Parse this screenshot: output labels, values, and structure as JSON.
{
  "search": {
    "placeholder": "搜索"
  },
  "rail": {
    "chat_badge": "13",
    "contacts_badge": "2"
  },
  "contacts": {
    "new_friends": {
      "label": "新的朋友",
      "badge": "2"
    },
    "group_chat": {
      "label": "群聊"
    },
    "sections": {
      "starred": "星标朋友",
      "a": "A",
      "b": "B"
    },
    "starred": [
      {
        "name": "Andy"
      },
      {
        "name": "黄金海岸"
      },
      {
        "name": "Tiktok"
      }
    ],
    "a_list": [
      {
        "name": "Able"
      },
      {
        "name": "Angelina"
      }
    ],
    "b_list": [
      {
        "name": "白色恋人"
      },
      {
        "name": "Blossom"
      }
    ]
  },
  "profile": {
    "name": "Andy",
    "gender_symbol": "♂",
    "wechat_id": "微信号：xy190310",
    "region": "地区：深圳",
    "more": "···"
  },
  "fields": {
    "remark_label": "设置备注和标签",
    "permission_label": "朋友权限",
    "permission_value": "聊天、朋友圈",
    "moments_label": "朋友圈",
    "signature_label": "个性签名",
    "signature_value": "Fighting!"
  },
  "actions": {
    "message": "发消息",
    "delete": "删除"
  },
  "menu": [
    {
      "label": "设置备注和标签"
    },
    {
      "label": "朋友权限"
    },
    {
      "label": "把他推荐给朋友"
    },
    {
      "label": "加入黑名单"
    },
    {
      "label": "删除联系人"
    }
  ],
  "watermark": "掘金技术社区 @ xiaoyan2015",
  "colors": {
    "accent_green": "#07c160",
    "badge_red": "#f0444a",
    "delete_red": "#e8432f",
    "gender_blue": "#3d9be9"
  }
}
---
**Work to be completed**: Check each line of the entries above for the word "name". List the ones that have it.

**Answer to the exercise**:
        "name": "Andy"
        "name": "黄金海岸"
        "name": "Tiktok"
        "name": "Able"
        "name": "Angelina"
        "name": "白色恋人"
        "name": "Blossom"
    "name": "Andy",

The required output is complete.